"""

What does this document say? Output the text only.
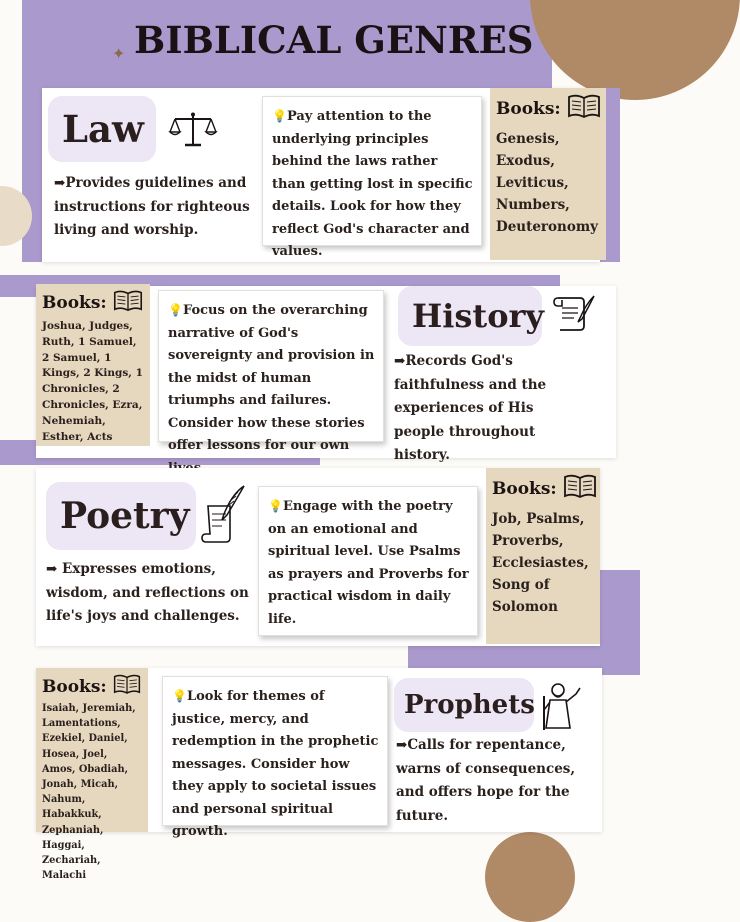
✦ BIBLICAL GENRES
Law
➡Provides guidelines and instructions for righteous living and worship.
💡Pay attention to the underlying principles behind the laws rather than getting lost in specific details. Look for how they reflect God's character and values.
Books:
Genesis, Exodus, Leviticus, Numbers, Deuteronomy
Books:
Joshua, Judges, Ruth, 1 Samuel, 2 Samuel, 1 Kings, 2 Kings, 1 Chronicles, 2 Chronicles, Ezra, Nehemiah, Esther, Acts
💡Focus on the overarching narrative of God's sovereignty and provision in the midst of human triumphs and failures. Consider how these stories offer lessons for our own
History
➡Records God's faithfulness and the experiences of His people throughout history.
Poetry
➡ Expresses emotions, wisdom, and reflections on life's joys and challenges.
💡Engage with the poetry on an emotional and spiritual level. Use Psalms as prayers and Proverbs for practical wisdom in daily life.
Books:
Job, Psalms, Proverbs, Ecclesiastes, Song of Solomon
Books:
Isaiah, Jeremiah, Lamentations, Ezekiel, Daniel, Hosea, Joel, Amos, Obadiah, Jonah, Micah, Nahum, Habakkuk, Zephaniah, Haggai, Zechariah, Malachi
💡Look for themes of justice, mercy, and redemption in the prophetic messages. Consider how they apply to societal issues and personal spiritual growth.
Prophets
➡Calls for repentance, warns of consequences, and offers hope for the future.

"""

• ASSIGNMENT: Give the data again word for word, without pictures.

• RESPONSE:
What does this document say? Output the text only.
✦ BIBLICAL GENRES
Law
➡Provides guidelines and instructions for righteous living and worship.
💡Pay attention to the underlying principles behind the laws rather than getting lost in specific details. Look for how they reflect God's character and values.
Books:
Genesis, Exodus, Leviticus, Numbers, Deuteronomy
Books:
Joshua, Judges, Ruth, 1 Samuel, 2 Samuel, 1 Kings, 2 Kings, 1 Chronicles, 2 Chronicles, Ezra, Nehemiah, Esther, Acts
💡Focus on the overarching narrative of God's sovereignty and provision in the midst of human triumphs and failures. Consider how these stories offer lessons for our own
History
➡Records God's faithfulness and the experiences of His people throughout history.
Poetry
➡ Expresses emotions, wisdom, and reflections on life's joys and challenges.
💡Engage with the poetry on an emotional and spiritual level. Use Psalms as prayers and Proverbs for practical wisdom in daily life.
Books:
Job, Psalms, Proverbs, Ecclesiastes, Song of Solomon
Books:
Isaiah, Jeremiah, Lamentations, Ezekiel, Daniel, Hosea, Joel, Amos, Obadiah, Jonah, Micah, Nahum, Habakkuk, Zephaniah, Haggai, Zechariah, Malachi
💡Look for themes of justice, mercy, and redemption in the prophetic messages. Consider how they apply to societal issues and personal spiritual growth.
Prophets
➡Calls for repentance, warns of consequences, and offers hope for the future.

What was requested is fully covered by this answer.